- **PAGE**:
Good grief. A whole lot of fail in my cut-n-paste job. Apologies.

I will be keeping changes to this plan in this web document

https://docs.google.com/document/d/1b2XFuOkR2K-Oao4u5fR3a9Ok83IB_W4EJWVmNak4GRE/pub

You can read from the above or this:

At a high-level, I would like the PGO harness to contain the following modules:

Profile generators

These modules represent sources of profile. Mostly, they work by instrumenting the user program to make it produce profile information. However, other sources of profile information (e.g., samples, hardware counters, static predictors) would be supported.

Profile Analysis Oracles

Profile information is loaded into the compiler and translated into analysis data which the optimizers can use. These oracles become the one and only source of profile information used by transformations. Direct access to the raw profile data generated externally is not allowed.

Translation from profile information into analysis can be done by adding IR metadata or altering compiler internal data structures directly. I prefer IR metadata because it simplifies debugging, unit testing and bug reproduction.

- **WHAT TO WORK ON**:
1 - Transcribe the PGO harness post starting at "Translation from profile" and ending at "and bug reproduction.".
2 - In the PGO harness post, condense the paragraph beginning "Profile information is loaded into the compiler" into a short bulleted list that keeps its main facts.

- **MATERIAL SHOWN**:
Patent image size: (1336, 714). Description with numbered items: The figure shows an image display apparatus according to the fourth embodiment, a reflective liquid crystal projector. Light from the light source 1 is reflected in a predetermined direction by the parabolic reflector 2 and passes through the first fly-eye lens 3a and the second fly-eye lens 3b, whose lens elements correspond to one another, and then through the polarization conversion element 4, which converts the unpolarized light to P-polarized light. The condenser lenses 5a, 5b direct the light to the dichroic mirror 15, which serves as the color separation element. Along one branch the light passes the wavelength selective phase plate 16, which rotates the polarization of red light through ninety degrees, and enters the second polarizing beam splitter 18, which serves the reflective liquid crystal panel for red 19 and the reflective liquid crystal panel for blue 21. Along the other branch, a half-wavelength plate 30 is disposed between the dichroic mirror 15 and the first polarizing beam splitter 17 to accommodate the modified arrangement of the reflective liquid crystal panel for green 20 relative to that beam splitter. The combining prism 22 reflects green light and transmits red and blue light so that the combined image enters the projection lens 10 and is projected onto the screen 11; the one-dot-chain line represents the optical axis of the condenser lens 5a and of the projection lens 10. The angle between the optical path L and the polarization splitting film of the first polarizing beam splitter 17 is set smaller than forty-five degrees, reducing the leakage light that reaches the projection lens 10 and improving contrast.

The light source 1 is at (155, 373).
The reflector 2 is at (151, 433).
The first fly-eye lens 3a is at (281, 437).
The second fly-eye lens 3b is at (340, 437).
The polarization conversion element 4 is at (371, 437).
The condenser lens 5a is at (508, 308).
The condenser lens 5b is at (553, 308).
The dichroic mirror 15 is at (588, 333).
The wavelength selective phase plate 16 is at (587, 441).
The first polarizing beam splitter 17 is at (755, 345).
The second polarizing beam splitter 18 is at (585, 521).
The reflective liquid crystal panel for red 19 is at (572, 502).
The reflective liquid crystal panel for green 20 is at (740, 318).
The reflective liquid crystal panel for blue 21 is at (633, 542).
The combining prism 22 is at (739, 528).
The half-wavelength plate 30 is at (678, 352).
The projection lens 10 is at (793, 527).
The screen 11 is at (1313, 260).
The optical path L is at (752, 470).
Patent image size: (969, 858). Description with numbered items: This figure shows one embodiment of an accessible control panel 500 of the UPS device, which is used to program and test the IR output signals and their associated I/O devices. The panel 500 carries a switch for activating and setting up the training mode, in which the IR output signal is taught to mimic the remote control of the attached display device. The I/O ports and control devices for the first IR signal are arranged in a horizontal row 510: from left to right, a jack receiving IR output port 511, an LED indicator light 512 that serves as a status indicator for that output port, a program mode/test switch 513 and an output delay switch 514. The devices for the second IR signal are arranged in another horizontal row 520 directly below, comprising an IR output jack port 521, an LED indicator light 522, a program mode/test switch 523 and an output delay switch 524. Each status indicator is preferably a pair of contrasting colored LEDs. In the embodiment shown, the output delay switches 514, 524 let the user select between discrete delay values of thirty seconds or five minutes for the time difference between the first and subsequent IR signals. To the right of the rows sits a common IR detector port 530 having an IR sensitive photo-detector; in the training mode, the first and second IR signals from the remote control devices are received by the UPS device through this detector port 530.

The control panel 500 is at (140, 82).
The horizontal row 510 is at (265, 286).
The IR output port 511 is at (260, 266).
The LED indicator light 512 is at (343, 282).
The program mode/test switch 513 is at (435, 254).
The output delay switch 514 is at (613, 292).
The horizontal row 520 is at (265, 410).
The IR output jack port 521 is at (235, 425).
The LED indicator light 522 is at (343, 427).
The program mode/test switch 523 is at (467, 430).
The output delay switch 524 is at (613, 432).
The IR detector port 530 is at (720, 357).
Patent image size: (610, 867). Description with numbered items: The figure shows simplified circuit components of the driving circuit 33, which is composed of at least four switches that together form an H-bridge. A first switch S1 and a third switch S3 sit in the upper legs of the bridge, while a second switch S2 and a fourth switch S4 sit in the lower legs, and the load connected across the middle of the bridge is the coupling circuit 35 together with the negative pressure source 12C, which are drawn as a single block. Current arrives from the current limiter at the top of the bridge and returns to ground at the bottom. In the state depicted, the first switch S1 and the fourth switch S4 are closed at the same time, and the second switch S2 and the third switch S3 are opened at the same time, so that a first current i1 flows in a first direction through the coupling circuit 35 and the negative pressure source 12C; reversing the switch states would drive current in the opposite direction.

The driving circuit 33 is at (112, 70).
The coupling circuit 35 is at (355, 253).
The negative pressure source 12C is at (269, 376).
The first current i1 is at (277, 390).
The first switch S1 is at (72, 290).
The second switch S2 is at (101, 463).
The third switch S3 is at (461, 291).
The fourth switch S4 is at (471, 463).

- **SET OF ANSWERS**:
1 -
Translation from profile information into analysis can be done by adding IR metadata or altering compiler internal data structures directly. I prefer IR metadata because it simplifies debugging, unit testing and bug reproduction.

2 -
- Profile information is loaded into the compiler and translated into analysis data for the optimizers.
- These oracles are the only source of profile information used by transformations.
- Direct access to externally generated raw profile data is not allowed.